(Extracted records)
--- BEGIN ---
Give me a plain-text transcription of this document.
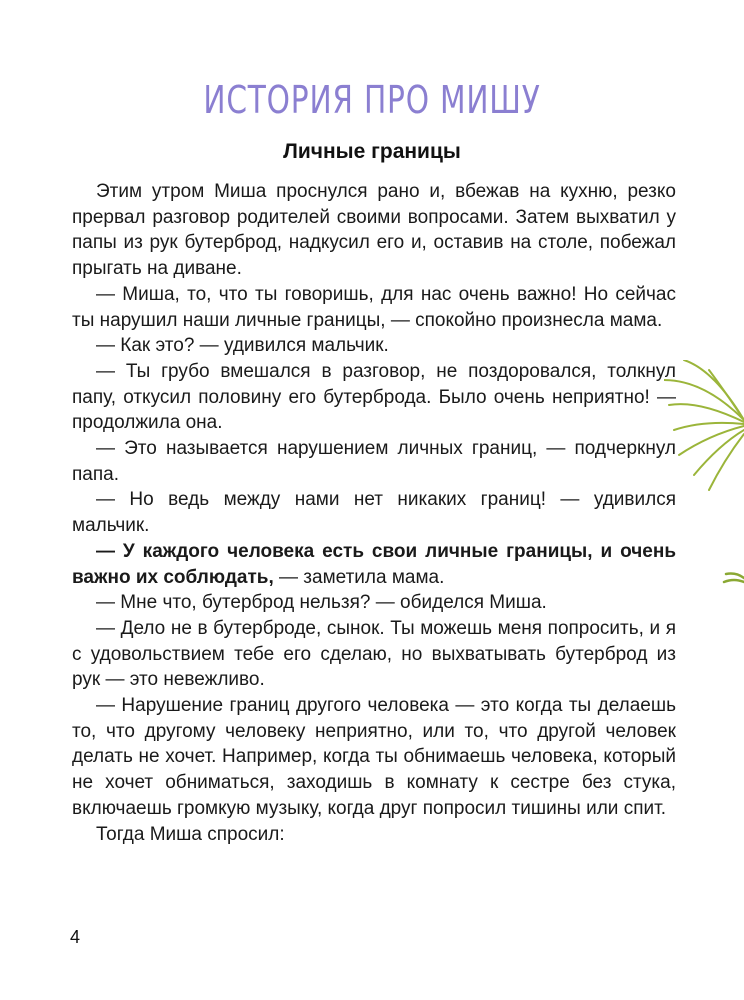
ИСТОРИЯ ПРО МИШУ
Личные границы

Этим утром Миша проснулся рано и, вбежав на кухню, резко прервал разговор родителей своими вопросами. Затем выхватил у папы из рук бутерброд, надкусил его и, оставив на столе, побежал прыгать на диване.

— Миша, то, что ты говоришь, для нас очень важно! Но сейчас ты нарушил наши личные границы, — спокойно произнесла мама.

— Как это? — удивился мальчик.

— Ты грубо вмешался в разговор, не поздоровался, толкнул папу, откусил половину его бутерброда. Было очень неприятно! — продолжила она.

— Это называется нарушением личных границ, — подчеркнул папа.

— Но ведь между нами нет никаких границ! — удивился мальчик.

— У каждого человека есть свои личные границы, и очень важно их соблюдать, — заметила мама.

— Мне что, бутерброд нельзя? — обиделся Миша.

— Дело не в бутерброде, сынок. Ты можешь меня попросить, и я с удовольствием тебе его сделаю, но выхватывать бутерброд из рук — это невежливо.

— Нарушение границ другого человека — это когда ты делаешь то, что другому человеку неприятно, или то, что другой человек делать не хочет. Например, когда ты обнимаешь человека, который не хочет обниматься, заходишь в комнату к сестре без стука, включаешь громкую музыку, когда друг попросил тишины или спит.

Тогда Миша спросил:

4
--- END ---
--- BEGIN ---
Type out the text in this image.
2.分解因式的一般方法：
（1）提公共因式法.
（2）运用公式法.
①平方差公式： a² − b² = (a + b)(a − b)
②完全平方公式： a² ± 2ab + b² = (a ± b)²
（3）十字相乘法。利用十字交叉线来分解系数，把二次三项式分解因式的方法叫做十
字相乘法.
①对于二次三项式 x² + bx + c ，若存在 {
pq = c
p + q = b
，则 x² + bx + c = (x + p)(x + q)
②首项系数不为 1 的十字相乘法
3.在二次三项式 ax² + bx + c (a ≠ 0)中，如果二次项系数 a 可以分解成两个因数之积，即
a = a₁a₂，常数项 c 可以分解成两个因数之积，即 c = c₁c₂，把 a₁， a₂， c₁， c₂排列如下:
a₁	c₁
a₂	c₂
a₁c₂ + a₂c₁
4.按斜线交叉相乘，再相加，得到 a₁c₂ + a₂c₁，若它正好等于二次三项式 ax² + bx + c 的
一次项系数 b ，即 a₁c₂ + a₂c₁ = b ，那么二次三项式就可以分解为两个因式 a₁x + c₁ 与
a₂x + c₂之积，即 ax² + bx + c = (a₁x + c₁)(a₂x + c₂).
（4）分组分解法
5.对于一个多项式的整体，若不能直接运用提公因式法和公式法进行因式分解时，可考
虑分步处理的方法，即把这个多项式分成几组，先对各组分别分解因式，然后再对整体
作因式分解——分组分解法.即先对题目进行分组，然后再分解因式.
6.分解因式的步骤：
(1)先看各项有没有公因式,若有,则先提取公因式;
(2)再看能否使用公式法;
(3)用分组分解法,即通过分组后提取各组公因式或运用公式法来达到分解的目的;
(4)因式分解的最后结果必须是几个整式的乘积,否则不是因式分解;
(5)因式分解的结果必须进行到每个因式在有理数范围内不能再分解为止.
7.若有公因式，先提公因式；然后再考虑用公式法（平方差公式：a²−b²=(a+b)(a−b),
--- END ---
--- BEGIN ---
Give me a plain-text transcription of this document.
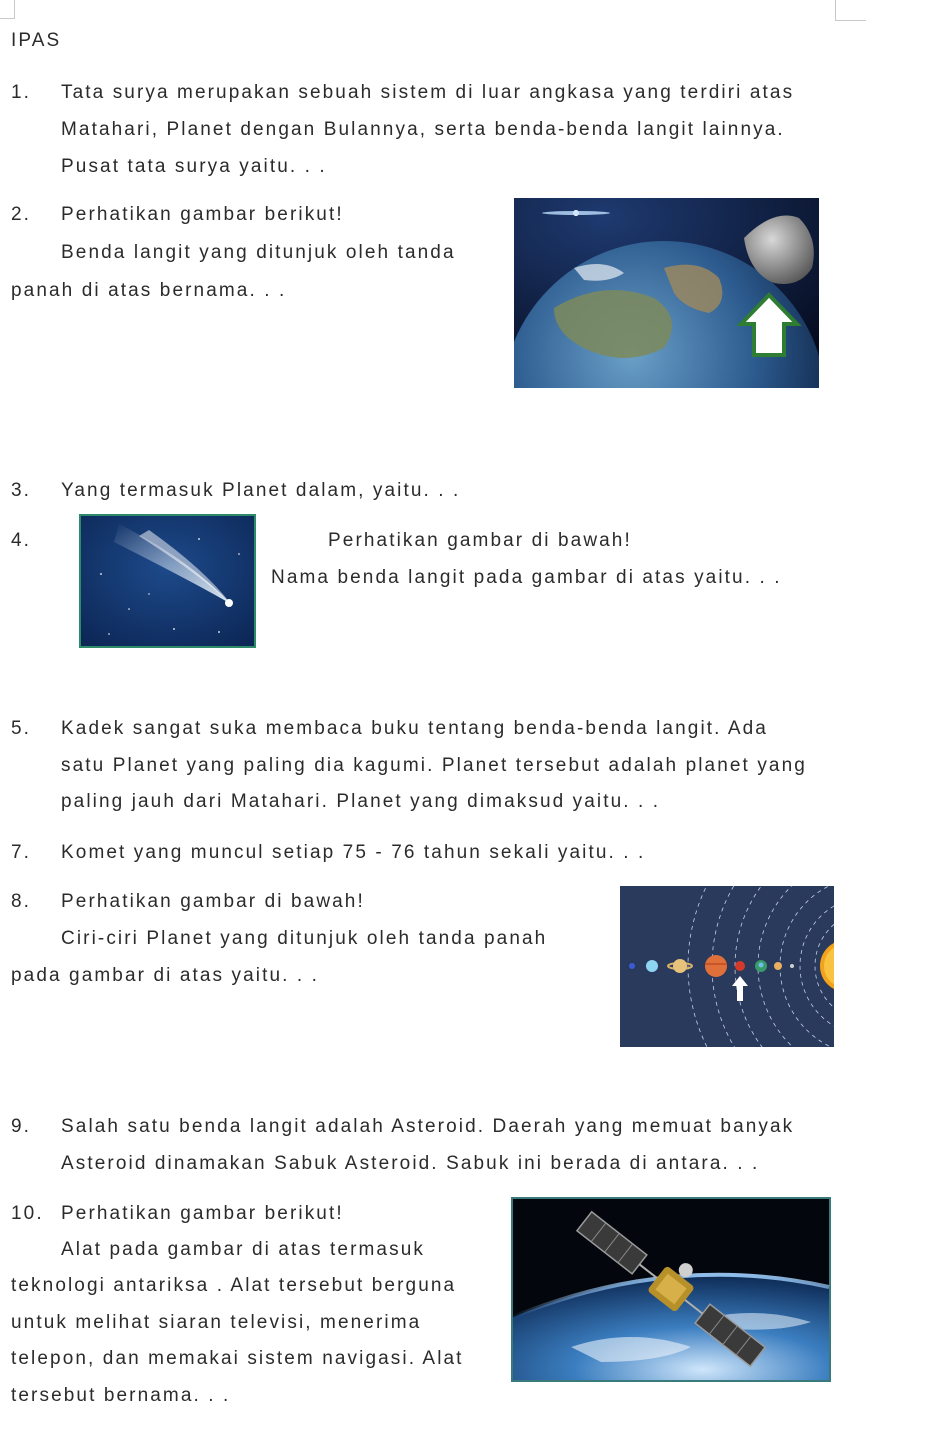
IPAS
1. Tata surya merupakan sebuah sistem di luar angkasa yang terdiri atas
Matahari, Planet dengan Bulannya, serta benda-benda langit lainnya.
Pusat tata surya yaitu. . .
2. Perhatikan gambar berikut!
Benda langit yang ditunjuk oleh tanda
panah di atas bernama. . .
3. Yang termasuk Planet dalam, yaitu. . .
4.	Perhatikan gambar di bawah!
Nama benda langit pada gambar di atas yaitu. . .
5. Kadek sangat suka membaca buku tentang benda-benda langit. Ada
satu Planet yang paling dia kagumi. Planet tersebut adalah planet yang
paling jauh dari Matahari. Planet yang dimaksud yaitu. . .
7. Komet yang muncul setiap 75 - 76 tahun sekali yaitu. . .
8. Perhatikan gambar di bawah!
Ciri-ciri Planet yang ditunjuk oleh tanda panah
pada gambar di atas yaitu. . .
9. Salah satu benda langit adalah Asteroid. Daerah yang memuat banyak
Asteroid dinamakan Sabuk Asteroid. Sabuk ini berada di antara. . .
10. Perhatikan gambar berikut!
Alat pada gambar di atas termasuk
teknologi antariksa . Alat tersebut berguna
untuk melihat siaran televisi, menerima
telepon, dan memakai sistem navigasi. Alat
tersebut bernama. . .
--- END ---
▸ TASK PROMPT
Looking at the entries above, say how many lines contain the word "bawah". Only the number is wanted.

▸ TASK ANSWER
2